- Short problem:
Without the pictures, set down every line of the data exactly.

- Data entries:
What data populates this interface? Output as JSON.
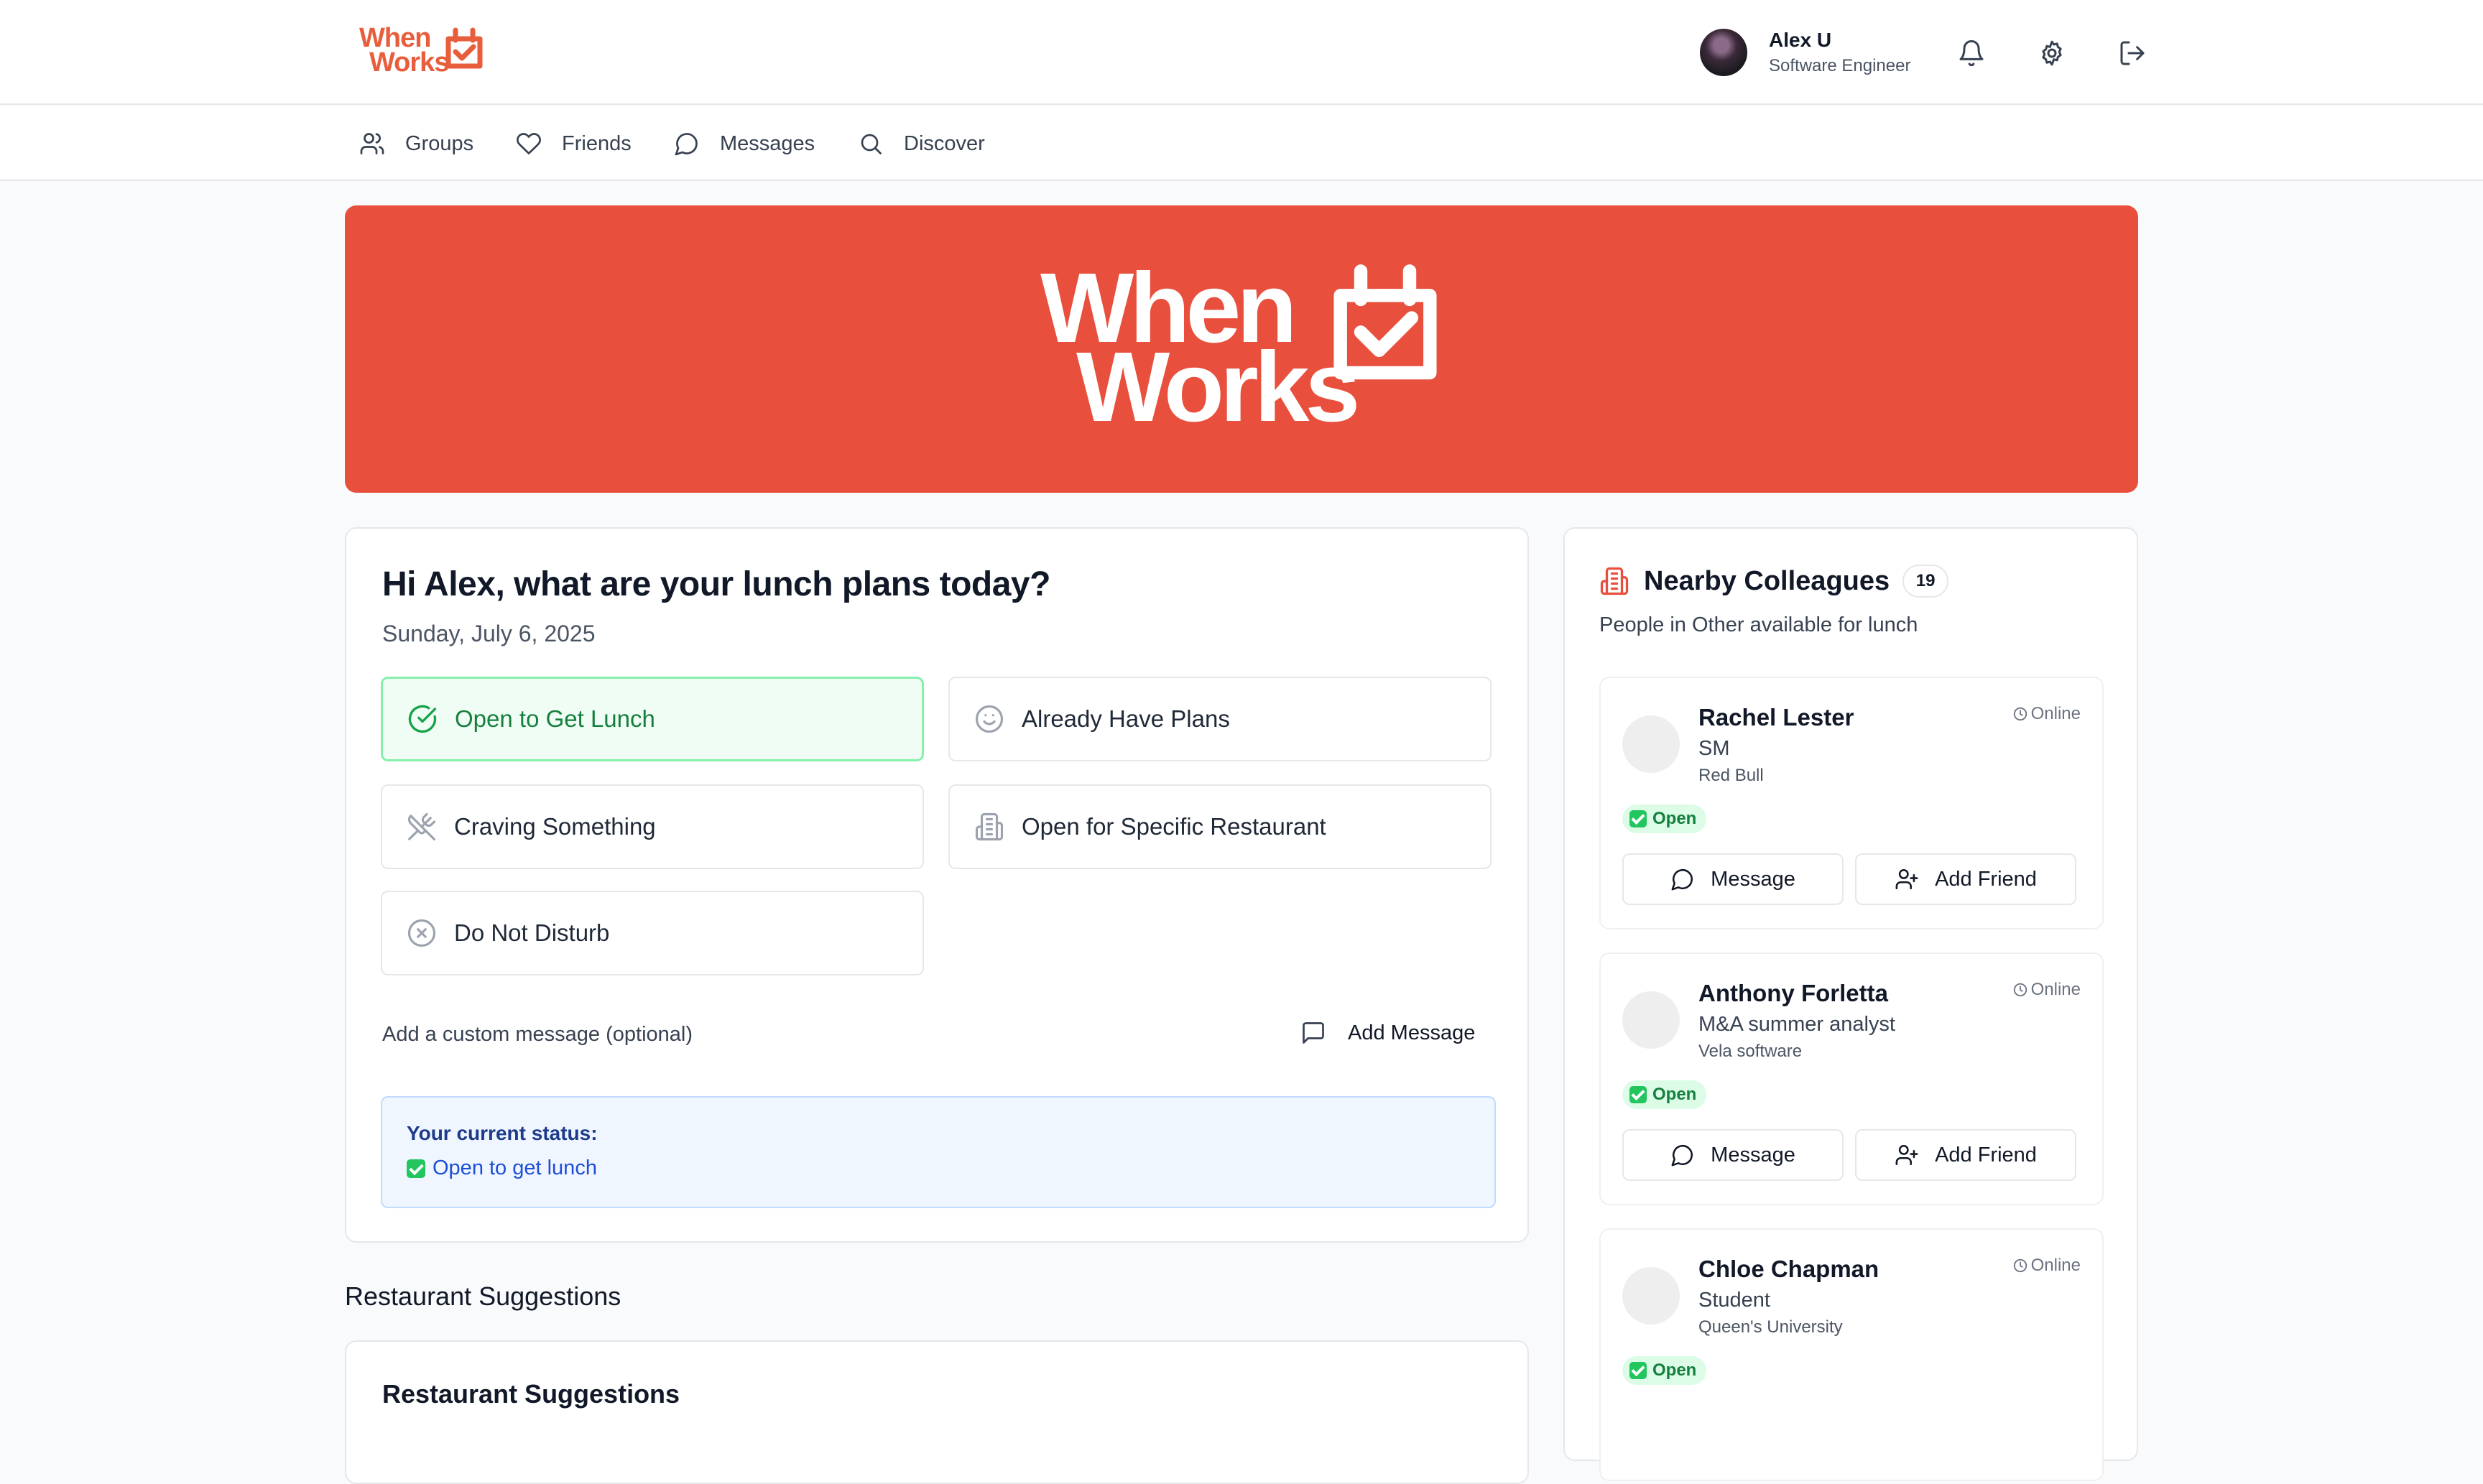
{
  "brand": {
    "line1": "When",
    "line2": "Works",
    "color": "#e94f3d"
  },
  "user": {
    "name": "Alex U",
    "title": "Software Engineer"
  },
  "header_icons": [
    "bell-icon",
    "gear-icon",
    "logout-icon"
  ],
  "nav": [
    {
      "label": "Groups",
      "icon": "users-icon"
    },
    {
      "label": "Friends",
      "icon": "heart-icon"
    },
    {
      "label": "Messages",
      "icon": "message-icon"
    },
    {
      "label": "Discover",
      "icon": "search-icon"
    }
  ],
  "status": {
    "greeting": "Hi Alex, what are your lunch plans today?",
    "date": "Sunday, July 6, 2025",
    "options": [
      {
        "label": "Open to Get Lunch",
        "icon": "check-circle-icon",
        "selected": true
      },
      {
        "label": "Already Have Plans",
        "icon": "smile-icon",
        "selected": false
      },
      {
        "label": "Craving Something",
        "icon": "utensils-crossed-icon",
        "selected": false
      },
      {
        "label": "Open for Specific Restaurant",
        "icon": "building-icon",
        "selected": false
      },
      {
        "label": "Do Not Disturb",
        "icon": "x-circle-icon",
        "selected": false
      }
    ],
    "custom_message_label": "Add a custom message (optional)",
    "add_message_label": "Add Message",
    "current_title": "Your current status:",
    "current_value": "Open to get lunch"
  },
  "suggestions": {
    "section_title": "Restaurant Suggestions",
    "card_title": "Restaurant Suggestions"
  },
  "colleagues": {
    "title": "Nearby Colleagues",
    "count": "19",
    "subtitle": "People in Other available for lunch",
    "message_label": "Message",
    "add_friend_label": "Add Friend",
    "online_label": "Online",
    "open_label": "Open",
    "people": [
      {
        "name": "Rachel Lester",
        "role": "SM",
        "org": "Red Bull"
      },
      {
        "name": "Anthony Forletta",
        "role": "M&A summer analyst",
        "org": "Vela software"
      },
      {
        "name": "Chloe Chapman",
        "role": "Student",
        "org": "Queen's University"
      }
    ]
  }
}
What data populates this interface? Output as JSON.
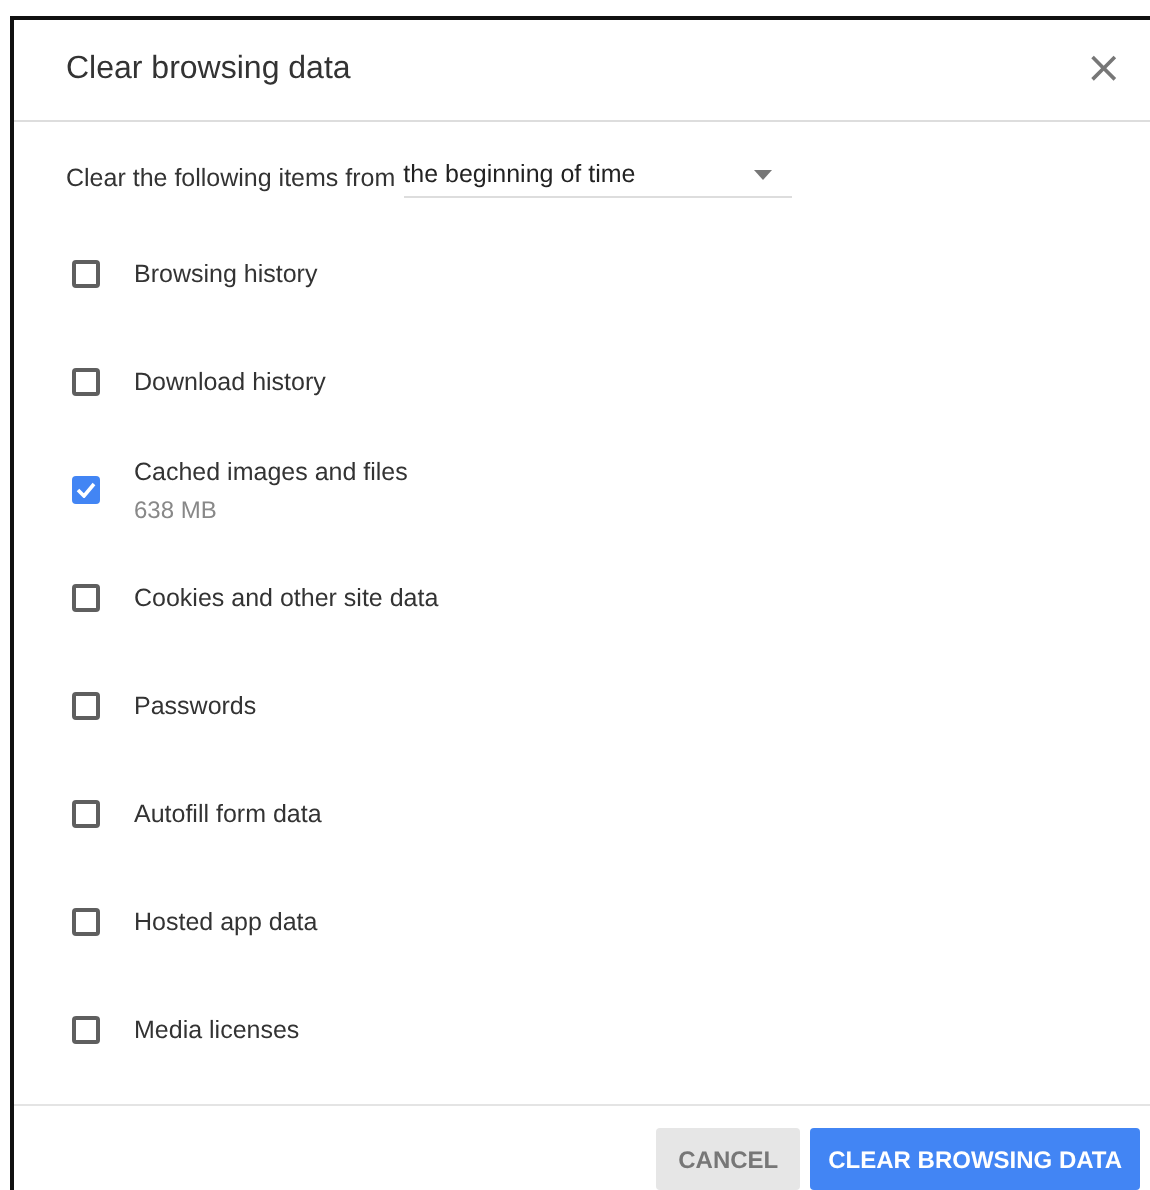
{
  "dialog": {
    "title": "Clear browsing data",
    "close_icon": "×"
  },
  "range": {
    "label": "Clear the following items from",
    "value": "the beginning of time"
  },
  "items": [
    {
      "label": "Browsing history",
      "checked": false
    },
    {
      "label": "Download history",
      "checked": false
    },
    {
      "label": "Cached images and files",
      "detail": "638 MB",
      "checked": true
    },
    {
      "label": "Cookies and other site data",
      "checked": false
    },
    {
      "label": "Passwords",
      "checked": false
    },
    {
      "label": "Autofill form data",
      "checked": false
    },
    {
      "label": "Hosted app data",
      "checked": false
    },
    {
      "label": "Media licenses",
      "checked": false
    }
  ],
  "buttons": [
    {
      "label": "CANCEL",
      "kind": "secondary"
    },
    {
      "label": "CLEAR BROWSING DATA",
      "kind": "primary"
    }
  ]
}
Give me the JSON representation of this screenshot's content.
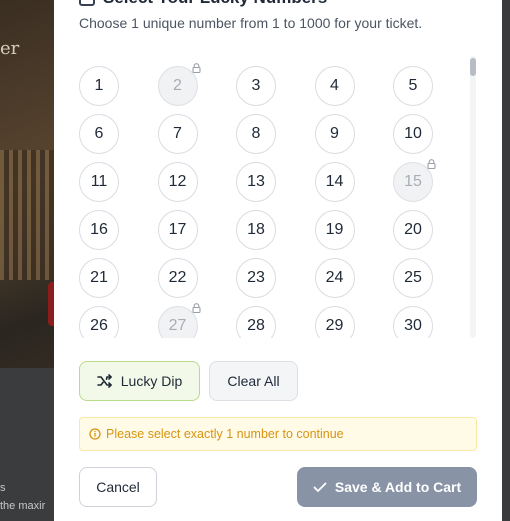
{
  "background": {
    "hero_text": "er",
    "lower_text_line1": "s",
    "lower_text_line2": "the maxir"
  },
  "modal": {
    "title": "Select Your Lucky Numbers",
    "subtitle": "Choose 1 unique number from 1 to 1000 for your ticket.",
    "numbers": [
      {
        "label": "1",
        "locked": false
      },
      {
        "label": "2",
        "locked": true
      },
      {
        "label": "3",
        "locked": false
      },
      {
        "label": "4",
        "locked": false
      },
      {
        "label": "5",
        "locked": false
      },
      {
        "label": "6",
        "locked": false
      },
      {
        "label": "7",
        "locked": false
      },
      {
        "label": "8",
        "locked": false
      },
      {
        "label": "9",
        "locked": false
      },
      {
        "label": "10",
        "locked": false
      },
      {
        "label": "11",
        "locked": false
      },
      {
        "label": "12",
        "locked": false
      },
      {
        "label": "13",
        "locked": false
      },
      {
        "label": "14",
        "locked": false
      },
      {
        "label": "15",
        "locked": true
      },
      {
        "label": "16",
        "locked": false
      },
      {
        "label": "17",
        "locked": false
      },
      {
        "label": "18",
        "locked": false
      },
      {
        "label": "19",
        "locked": false
      },
      {
        "label": "20",
        "locked": false
      },
      {
        "label": "21",
        "locked": false
      },
      {
        "label": "22",
        "locked": false
      },
      {
        "label": "23",
        "locked": false
      },
      {
        "label": "24",
        "locked": false
      },
      {
        "label": "25",
        "locked": false
      },
      {
        "label": "26",
        "locked": false
      },
      {
        "label": "27",
        "locked": true
      },
      {
        "label": "28",
        "locked": false
      },
      {
        "label": "29",
        "locked": false
      },
      {
        "label": "30",
        "locked": false
      }
    ],
    "lucky_dip_label": "Lucky Dip",
    "clear_all_label": "Clear All",
    "warning_text": "Please select exactly 1 number to continue",
    "cancel_label": "Cancel",
    "save_label": "Save & Add to Cart"
  },
  "colors": {
    "accent_green_border": "#b7dc8a",
    "warning_text": "#d89313",
    "save_button_disabled": "#8894a6"
  }
}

- Solution for this task:
What data populates this interface? Output as JSON.
{
  "brand": {
    "line1": "When",
    "line2": "Works",
    "color": "#e94f3d"
  },
  "user": {
    "name": "Alex U",
    "title": "Software Engineer"
  },
  "header_icons": [
    "bell-icon",
    "gear-icon",
    "logout-icon"
  ],
  "nav": [
    {
      "label": "Groups",
      "icon": "users-icon"
    },
    {
      "label": "Friends",
      "icon": "heart-icon"
    },
    {
      "label": "Messages",
      "icon": "message-icon"
    },
    {
      "label": "Discover",
      "icon": "search-icon"
    }
  ],
  "status": {
    "greeting": "Hi Alex, what are your lunch plans today?",
    "date": "Sunday, July 6, 2025",
    "options": [
      {
        "label": "Open to Get Lunch",
        "icon": "check-circle-icon",
        "selected": true
      },
      {
        "label": "Already Have Plans",
        "icon": "smile-icon",
        "selected": false
      },
      {
        "label": "Craving Something",
        "icon": "utensils-crossed-icon",
        "selected": false
      },
      {
        "label": "Open for Specific Restaurant",
        "icon": "building-icon",
        "selected": false
      },
      {
        "label": "Do Not Disturb",
        "icon": "x-circle-icon",
        "selected": false
      }
    ],
    "custom_message_label": "Add a custom message (optional)",
    "add_message_label": "Add Message",
    "current_title": "Your current status:",
    "current_value": "Open to get lunch"
  },
  "suggestions": {
    "section_title": "Restaurant Suggestions",
    "card_title": "Restaurant Suggestions"
  },
  "colleagues": {
    "title": "Nearby Colleagues",
    "count": "19",
    "subtitle": "People in Other available for lunch",
    "message_label": "Message",
    "add_friend_label": "Add Friend",
    "online_label": "Online",
    "open_label": "Open",
    "people": [
      {
        "name": "Rachel Lester",
        "role": "SM",
        "org": "Red Bull"
      },
      {
        "name": "Anthony Forletta",
        "role": "M&A summer analyst",
        "org": "Vela software"
      },
      {
        "name": "Chloe Chapman",
        "role": "Student",
        "org": "Queen's University"
      }
    ]
  }
}
What data populates this interface? Output as JSON.
{
  "dialog": {
    "title": "Clear browsing data",
    "close_icon": "×"
  },
  "range": {
    "label": "Clear the following items from",
    "value": "the beginning of time"
  },
  "items": [
    {
      "label": "Browsing history",
      "checked": false
    },
    {
      "label": "Download history",
      "checked": false
    },
    {
      "label": "Cached images and files",
      "detail": "638 MB",
      "checked": true
    },
    {
      "label": "Cookies and other site data",
      "checked": false
    },
    {
      "label": "Passwords",
      "checked": false
    },
    {
      "label": "Autofill form data",
      "checked": false
    },
    {
      "label": "Hosted app data",
      "checked": false
    },
    {
      "label": "Media licenses",
      "checked": false
    }
  ],
  "buttons": [
    {
      "label": "CANCEL",
      "kind": "secondary"
    },
    {
      "label": "CLEAR BROWSING DATA",
      "kind": "primary"
    }
  ]
}
Give me the JSON representation of this screenshot's content.
{
  "background": {
    "hero_text": "er",
    "lower_text_line1": "s",
    "lower_text_line2": "the maxir"
  },
  "modal": {
    "title": "Select Your Lucky Numbers",
    "subtitle": "Choose 1 unique number from 1 to 1000 for your ticket.",
    "numbers": [
      {
        "label": "1",
        "locked": false
      },
      {
        "label": "2",
        "locked": true
      },
      {
        "label": "3",
        "locked": false
      },
      {
        "label": "4",
        "locked": false
      },
      {
        "label": "5",
        "locked": false
      },
      {
        "label": "6",
        "locked": false
      },
      {
        "label": "7",
        "locked": false
      },
      {
        "label": "8",
        "locked": false
      },
      {
        "label": "9",
        "locked": false
      },
      {
        "label": "10",
        "locked": false
      },
      {
        "label": "11",
        "locked": false
      },
      {
        "label": "12",
        "locked": false
      },
      {
        "label": "13",
        "locked": false
      },
      {
        "label": "14",
        "locked": false
      },
      {
        "label": "15",
        "locked": true
      },
      {
        "label": "16",
        "locked": false
      },
      {
        "label": "17",
        "locked": false
      },
      {
        "label": "18",
        "locked": false
      },
      {
        "label": "19",
        "locked": false
      },
      {
        "label": "20",
        "locked": false
      },
      {
        "label": "21",
        "locked": false
      },
      {
        "label": "22",
        "locked": false
      },
      {
        "label": "23",
        "locked": false
      },
      {
        "label": "24",
        "locked": false
      },
      {
        "label": "25",
        "locked": false
      },
      {
        "label": "26",
        "locked": false
      },
      {
        "label": "27",
        "locked": true
      },
      {
        "label": "28",
        "locked": false
      },
      {
        "label": "29",
        "locked": false
      },
      {
        "label": "30",
        "locked": false
      }
    ],
    "lucky_dip_label": "Lucky Dip",
    "clear_all_label": "Clear All",
    "warning_text": "Please select exactly 1 number to continue",
    "cancel_label": "Cancel",
    "save_label": "Save & Add to Cart"
  },
  "colors": {
    "accent_green_border": "#b7dc8a",
    "warning_text": "#d89313",
    "save_button_disabled": "#8894a6"
  }
}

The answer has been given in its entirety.